To be done: Examine the records and identify each line that includes the string "supermarkets". Copy those lines.

Chart and figure data
'''

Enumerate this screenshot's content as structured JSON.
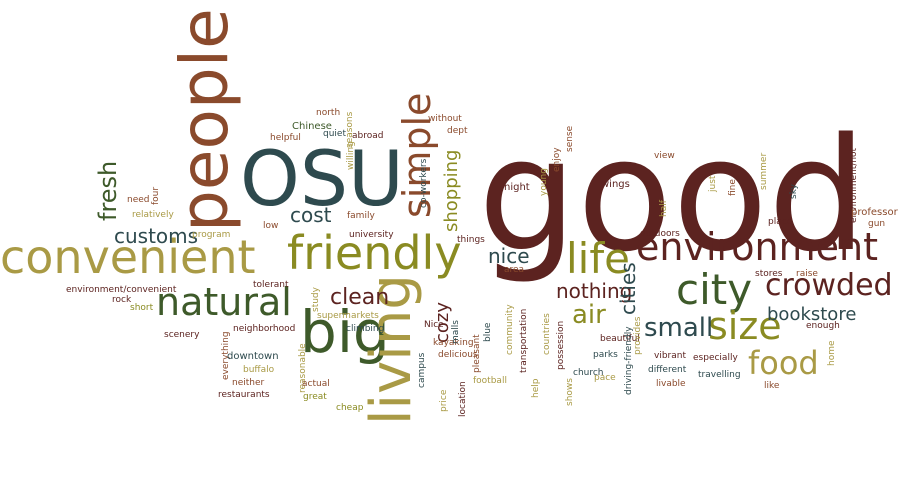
{
  "palette": {
    "dark_brown": "#5c2320",
    "olive": "#8a8b22",
    "dark_green": "#3e5a2a",
    "slate": "#2e4a4e",
    "khaki": "#a99a45",
    "rust": "#8a4a2c"
  },
  "words": [
    {
      "id": "good",
      "text": "good",
      "color": "#5c2320"
    },
    {
      "id": "people",
      "text": "people",
      "color": "#8a4a2c"
    },
    {
      "id": "osu",
      "text": "OSU",
      "color": "#2e4a4e"
    },
    {
      "id": "convenient",
      "text": "convenient",
      "color": "#a99a45"
    },
    {
      "id": "friendly",
      "text": "friendly",
      "color": "#8a8b22"
    },
    {
      "id": "environment",
      "text": "environment",
      "color": "#5c2320"
    },
    {
      "id": "life",
      "text": "life",
      "color": "#8a8b22"
    },
    {
      "id": "natural",
      "text": "natural",
      "color": "#3e5a2a"
    },
    {
      "id": "big",
      "text": "big",
      "color": "#3e5a2a"
    },
    {
      "id": "living",
      "text": "living",
      "color": "#a99a45"
    },
    {
      "id": "city",
      "text": "city",
      "color": "#3e5a2a"
    },
    {
      "id": "crowded",
      "text": "crowded",
      "color": "#5c2320"
    },
    {
      "id": "size",
      "text": "size",
      "color": "#8a8b22"
    },
    {
      "id": "food",
      "text": "food",
      "color": "#a99a45"
    },
    {
      "id": "simple",
      "text": "simple",
      "color": "#8a4a2c"
    },
    {
      "id": "small",
      "text": "small",
      "color": "#2e4a4e"
    },
    {
      "id": "air",
      "text": "air",
      "color": "#8a8b22"
    },
    {
      "id": "bookstore",
      "text": "bookstore",
      "color": "#2e4a4e"
    },
    {
      "id": "clean",
      "text": "clean",
      "color": "#5c2320"
    },
    {
      "id": "customs",
      "text": "customs",
      "color": "#2e4a4e"
    },
    {
      "id": "cost",
      "text": "cost",
      "color": "#2e4a4e"
    },
    {
      "id": "fresh",
      "text": "fresh",
      "color": "#3e5a2a"
    },
    {
      "id": "nothing",
      "text": "nothing",
      "color": "#5c2320"
    },
    {
      "id": "cities",
      "text": "cities",
      "color": "#2e4a4e"
    },
    {
      "id": "nice",
      "text": "nice",
      "color": "#2e4a4e"
    },
    {
      "id": "shopping",
      "text": "shopping",
      "color": "#8a8b22"
    },
    {
      "id": "cozy",
      "text": "cozy",
      "color": "#5c2320"
    },
    {
      "id": "north",
      "text": "north",
      "color": "#8a4a2c"
    },
    {
      "id": "seasons",
      "text": "seasons",
      "color": "#a99a45"
    },
    {
      "id": "chinese",
      "text": "Chinese",
      "color": "#3e5a2a"
    },
    {
      "id": "quiet",
      "text": "quiet",
      "color": "#2e4a4e"
    },
    {
      "id": "helpful",
      "text": "helpful",
      "color": "#8a4a2c"
    },
    {
      "id": "abroad",
      "text": "abroad",
      "color": "#5c2320"
    },
    {
      "id": "willing",
      "text": "willing",
      "color": "#a99a45"
    },
    {
      "id": "without",
      "text": "without",
      "color": "#8a4a2c"
    },
    {
      "id": "dept",
      "text": "dept",
      "color": "#8a4a2c"
    },
    {
      "id": "coworkers",
      "text": "co-workers",
      "color": "#2e4a4e"
    },
    {
      "id": "need",
      "text": "need",
      "color": "#8a4a2c"
    },
    {
      "id": "four",
      "text": "four",
      "color": "#8a4a2c"
    },
    {
      "id": "relatively",
      "text": "relatively",
      "color": "#a99a45"
    },
    {
      "id": "family",
      "text": "family",
      "color": "#8a4a2c"
    },
    {
      "id": "university",
      "text": "university",
      "color": "#5c2320"
    },
    {
      "id": "program",
      "text": "program",
      "color": "#a99a45"
    },
    {
      "id": "low",
      "text": "low",
      "color": "#8a4a2c"
    },
    {
      "id": "night",
      "text": "night",
      "color": "#5c2320"
    },
    {
      "id": "young",
      "text": "young",
      "color": "#a99a45"
    },
    {
      "id": "enjoy",
      "text": "enjoy",
      "color": "#8a4a2c"
    },
    {
      "id": "sense",
      "text": "sense",
      "color": "#8a4a2c"
    },
    {
      "id": "things",
      "text": "things",
      "color": "#5c2320"
    },
    {
      "id": "area",
      "text": "area",
      "color": "#8a4a2c"
    },
    {
      "id": "env_convenient",
      "text": "environment/convenient",
      "color": "#5c2320"
    },
    {
      "id": "rock",
      "text": "rock",
      "color": "#5c2320"
    },
    {
      "id": "short",
      "text": "short",
      "color": "#8a8b22"
    },
    {
      "id": "tolerant",
      "text": "tolerant",
      "color": "#5c2320"
    },
    {
      "id": "study",
      "text": "study",
      "color": "#a99a45"
    },
    {
      "id": "supermarkets",
      "text": "supermarkets",
      "color": "#a99a45"
    },
    {
      "id": "neighborhood",
      "text": "neighborhood",
      "color": "#5c2320"
    },
    {
      "id": "climbing",
      "text": "climbing",
      "color": "#2e4a4e"
    },
    {
      "id": "scenery",
      "text": "scenery",
      "color": "#5c2320"
    },
    {
      "id": "everything",
      "text": "everything",
      "color": "#8a4a2c"
    },
    {
      "id": "downtown",
      "text": "downtown",
      "color": "#2e4a4e"
    },
    {
      "id": "buffalo",
      "text": "buffalo",
      "color": "#a99a45"
    },
    {
      "id": "neither",
      "text": "neither",
      "color": "#8a4a2c"
    },
    {
      "id": "restaurants",
      "text": "restaurants",
      "color": "#5c2320"
    },
    {
      "id": "reasonable",
      "text": "reasonable",
      "color": "#a99a45"
    },
    {
      "id": "actual",
      "text": "actual",
      "color": "#8a4a2c"
    },
    {
      "id": "great",
      "text": "great",
      "color": "#8a8b22"
    },
    {
      "id": "cheap",
      "text": "cheap",
      "color": "#8a8b22"
    },
    {
      "id": "nice_small",
      "text": "Nice",
      "color": "#5c2320"
    },
    {
      "id": "kayaking",
      "text": "kayaking",
      "color": "#8a4a2c"
    },
    {
      "id": "delicious",
      "text": "delicious",
      "color": "#8a4a2c"
    },
    {
      "id": "price",
      "text": "price",
      "color": "#a99a45"
    },
    {
      "id": "campus",
      "text": "campus",
      "color": "#2e4a4e"
    },
    {
      "id": "location",
      "text": "location",
      "color": "#5c2320"
    },
    {
      "id": "malls",
      "text": "malls",
      "color": "#2e4a4e"
    },
    {
      "id": "pleasant",
      "text": "pleasant",
      "color": "#8a4a2c"
    },
    {
      "id": "blue",
      "text": "blue",
      "color": "#2e4a4e"
    },
    {
      "id": "football",
      "text": "football",
      "color": "#a99a45"
    },
    {
      "id": "community",
      "text": "community",
      "color": "#a99a45"
    },
    {
      "id": "transportation",
      "text": "transportation",
      "color": "#5c2320"
    },
    {
      "id": "help",
      "text": "help",
      "color": "#a99a45"
    },
    {
      "id": "possession",
      "text": "possession",
      "color": "#5c2320"
    },
    {
      "id": "countries",
      "text": "countries",
      "color": "#a99a45"
    },
    {
      "id": "shows",
      "text": "shows",
      "color": "#a99a45"
    },
    {
      "id": "church",
      "text": "church",
      "color": "#2e4a4e"
    },
    {
      "id": "parks",
      "text": "parks",
      "color": "#2e4a4e"
    },
    {
      "id": "beautiful",
      "text": "beautiful",
      "color": "#5c2320"
    },
    {
      "id": "pace",
      "text": "pace",
      "color": "#a99a45"
    },
    {
      "id": "driving_friendly",
      "text": "driving-friendly",
      "color": "#2e4a4e"
    },
    {
      "id": "provides",
      "text": "provides",
      "color": "#a99a45"
    },
    {
      "id": "vibrant",
      "text": "vibrant",
      "color": "#5c2320"
    },
    {
      "id": "different",
      "text": "different",
      "color": "#2e4a4e"
    },
    {
      "id": "livable",
      "text": "livable",
      "color": "#8a4a2c"
    },
    {
      "id": "especially",
      "text": "especially",
      "color": "#5c2320"
    },
    {
      "id": "travelling",
      "text": "travelling",
      "color": "#2e4a4e"
    },
    {
      "id": "like",
      "text": "like",
      "color": "#8a4a2c"
    },
    {
      "id": "outdoors",
      "text": "outdoors",
      "color": "#5c2320"
    },
    {
      "id": "half",
      "text": "half",
      "color": "#a99a45"
    },
    {
      "id": "stores",
      "text": "stores",
      "color": "#5c2320"
    },
    {
      "id": "raise",
      "text": "raise",
      "color": "#8a4a2c"
    },
    {
      "id": "view",
      "text": "view",
      "color": "#8a4a2c"
    },
    {
      "id": "wings",
      "text": "wings",
      "color": "#5c2320"
    },
    {
      "id": "just",
      "text": "just",
      "color": "#a99a45"
    },
    {
      "id": "fine",
      "text": "fine",
      "color": "#8a4a2c"
    },
    {
      "id": "summer",
      "text": "summer",
      "color": "#a99a45"
    },
    {
      "id": "sky",
      "text": "sky",
      "color": "#2e4a4e"
    },
    {
      "id": "env_not",
      "text": "environment/not",
      "color": "#5c2320"
    },
    {
      "id": "professor",
      "text": "professor",
      "color": "#8a4a2c"
    },
    {
      "id": "gun",
      "text": "gun",
      "color": "#8a4a2c"
    },
    {
      "id": "place",
      "text": "place",
      "color": "#5c2320"
    },
    {
      "id": "enough",
      "text": "enough",
      "color": "#5c2320"
    },
    {
      "id": "home",
      "text": "home",
      "color": "#a99a45"
    }
  ]
}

'''

Full output:
      "id": "supermarkets",
      "text": "supermarkets",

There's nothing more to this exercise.